▸ **DIRECTIVE**:
Consider the records below. How many of their lines include the word "Decode"? State the number and nothing else.

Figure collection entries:
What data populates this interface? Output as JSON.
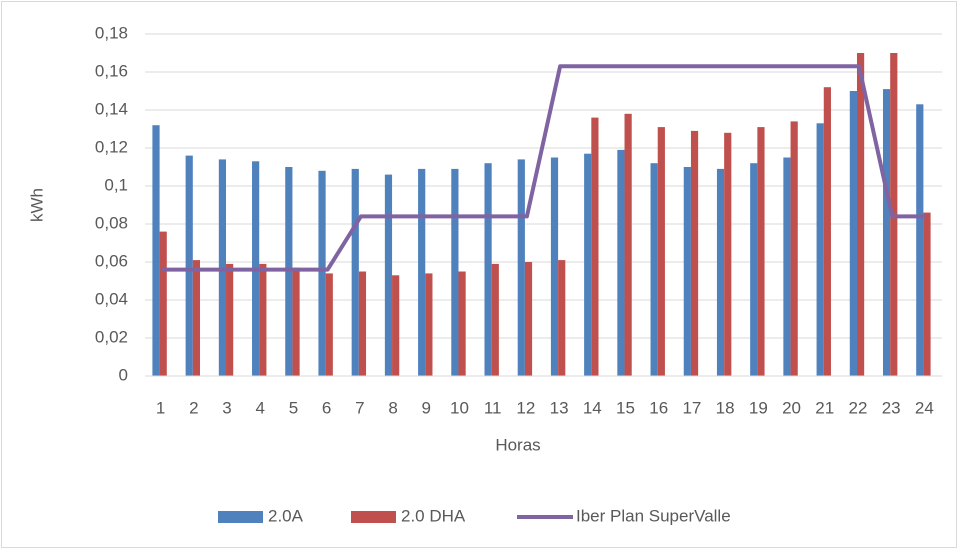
{
  "chart_data": {
    "type": "bar-line",
    "categories": [
      "1",
      "2",
      "3",
      "4",
      "5",
      "6",
      "7",
      "8",
      "9",
      "10",
      "11",
      "12",
      "13",
      "14",
      "15",
      "16",
      "17",
      "18",
      "19",
      "20",
      "21",
      "22",
      "23",
      "24"
    ],
    "series": [
      {
        "name": "2.0A",
        "color": "#4f81bd",
        "type": "bar",
        "values": [
          0.132,
          0.116,
          0.114,
          0.113,
          0.11,
          0.108,
          0.109,
          0.106,
          0.109,
          0.109,
          0.112,
          0.114,
          0.115,
          0.117,
          0.119,
          0.112,
          0.11,
          0.109,
          0.112,
          0.115,
          0.133,
          0.15,
          0.151,
          0.143
        ]
      },
      {
        "name": "2.0 DHA",
        "color": "#c0504d",
        "type": "bar",
        "values": [
          0.076,
          0.061,
          0.059,
          0.059,
          0.057,
          0.054,
          0.055,
          0.053,
          0.054,
          0.055,
          0.059,
          0.06,
          0.061,
          0.136,
          0.138,
          0.131,
          0.129,
          0.128,
          0.131,
          0.134,
          0.152,
          0.17,
          0.17,
          0.086
        ]
      },
      {
        "name": "Iber Plan SuperValle",
        "color": "#8064a2",
        "type": "line",
        "values": [
          0.056,
          0.056,
          0.056,
          0.056,
          0.056,
          0.056,
          0.084,
          0.084,
          0.084,
          0.084,
          0.084,
          0.084,
          0.163,
          0.163,
          0.163,
          0.163,
          0.163,
          0.163,
          0.163,
          0.163,
          0.163,
          0.163,
          0.084,
          0.084
        ]
      }
    ],
    "xlabel": "Horas",
    "ylabel": "kWh",
    "ylim": [
      0,
      0.18
    ],
    "yticks": [
      0,
      {
        "value": 0.02,
        "label": "0,02"
      },
      {
        "value": 0.04,
        "label": "0,04"
      },
      {
        "value": 0.06,
        "label": "0,06"
      },
      {
        "value": 0.08,
        "label": "0,08"
      },
      {
        "value": 0.1,
        "label": "0,1"
      },
      {
        "value": 0.12,
        "label": "0,12"
      },
      {
        "value": 0.14,
        "label": "0,14"
      },
      {
        "value": 0.16,
        "label": "0,16"
      },
      {
        "value": 0.18,
        "label": "0,18"
      }
    ],
    "grid": true,
    "legend": "bottom"
  }
}
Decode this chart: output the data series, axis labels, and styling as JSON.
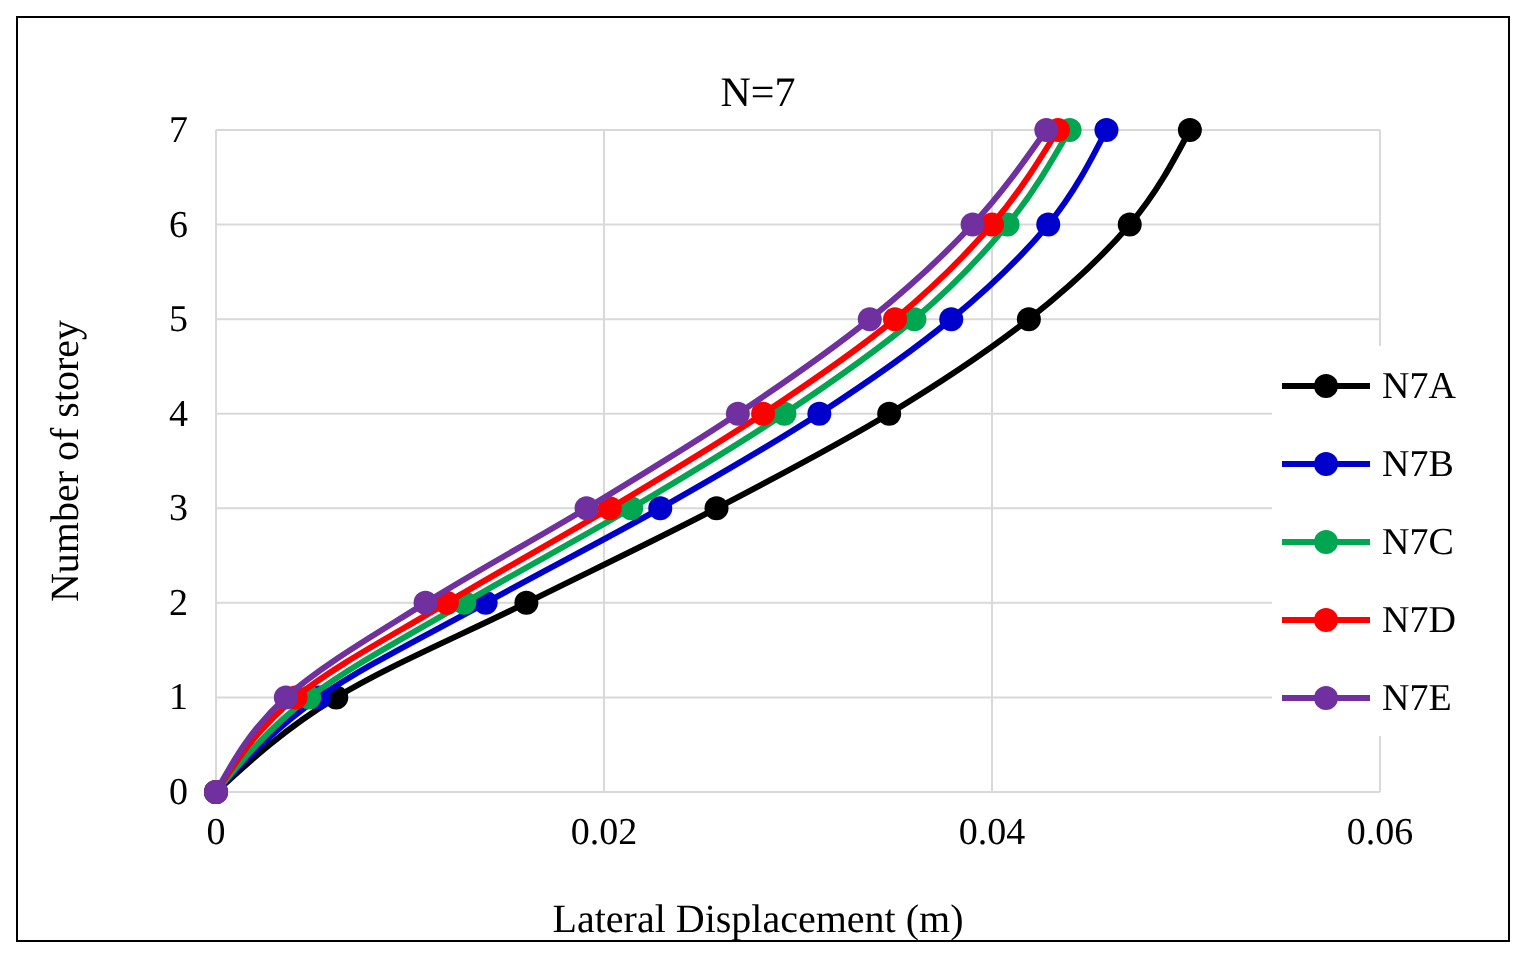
{
  "chart_data": {
    "type": "line",
    "title": "N=7",
    "xlabel": "Lateral Displacement (m)",
    "ylabel": "Number of storey",
    "xlim": [
      0,
      0.06
    ],
    "xticks": [
      0,
      0.02,
      0.04,
      0.06
    ],
    "ylim": [
      0,
      7
    ],
    "yticks": [
      0,
      1,
      2,
      3,
      4,
      5,
      6,
      7
    ],
    "grid": true,
    "legend": "right",
    "marker": "circle",
    "line_style": "solid",
    "series": [
      {
        "name": "N7A",
        "color": "#000000",
        "x": [
          0,
          0.0062,
          0.016,
          0.0258,
          0.0347,
          0.0419,
          0.0471,
          0.0502
        ],
        "values": [
          0,
          1,
          2,
          3,
          4,
          5,
          6,
          7
        ]
      },
      {
        "name": "N7B",
        "color": "#0000cc",
        "x": [
          0,
          0.0053,
          0.0139,
          0.0229,
          0.0311,
          0.0379,
          0.0429,
          0.0459
        ],
        "values": [
          0,
          1,
          2,
          3,
          4,
          5,
          6,
          7
        ]
      },
      {
        "name": "N7C",
        "color": "#00a650",
        "x": [
          0,
          0.0048,
          0.0128,
          0.0214,
          0.0293,
          0.036,
          0.0408,
          0.044
        ],
        "values": [
          0,
          1,
          2,
          3,
          4,
          5,
          6,
          7
        ]
      },
      {
        "name": "N7D",
        "color": "#ff0000",
        "x": [
          0,
          0.0041,
          0.0119,
          0.0203,
          0.0282,
          0.035,
          0.04,
          0.0434
        ],
        "values": [
          0,
          1,
          2,
          3,
          4,
          5,
          6,
          7
        ]
      },
      {
        "name": "N7E",
        "color": "#7030a0",
        "x": [
          0,
          0.0036,
          0.0108,
          0.0191,
          0.0269,
          0.0337,
          0.039,
          0.0428
        ],
        "values": [
          0,
          1,
          2,
          3,
          4,
          5,
          6,
          7
        ]
      }
    ]
  }
}
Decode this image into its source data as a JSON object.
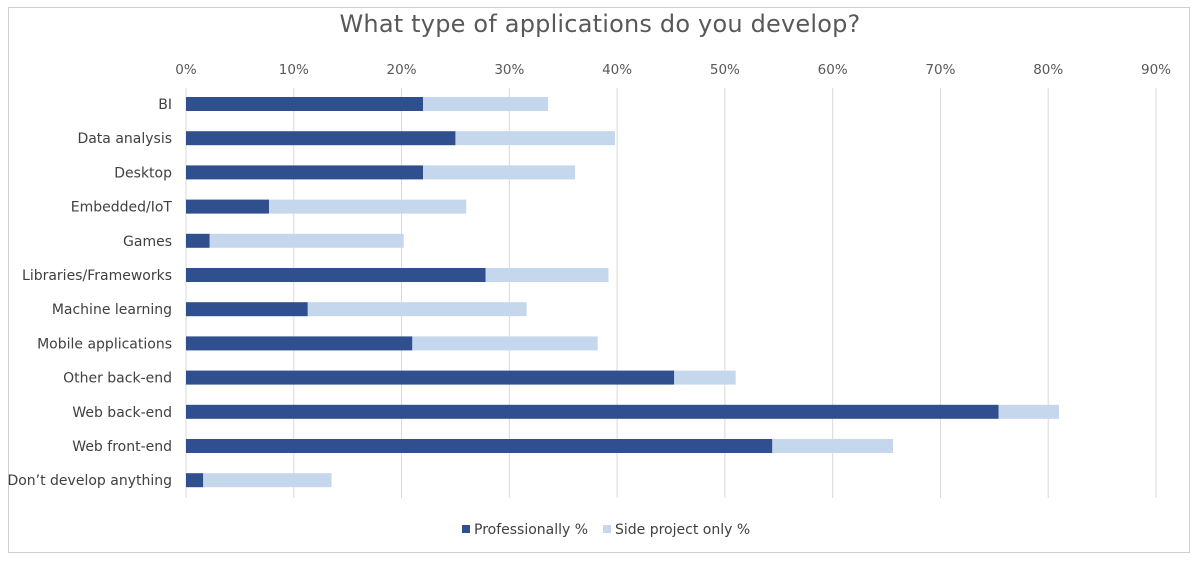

▸ **ANSWER TO THIS EXERCISE**:
2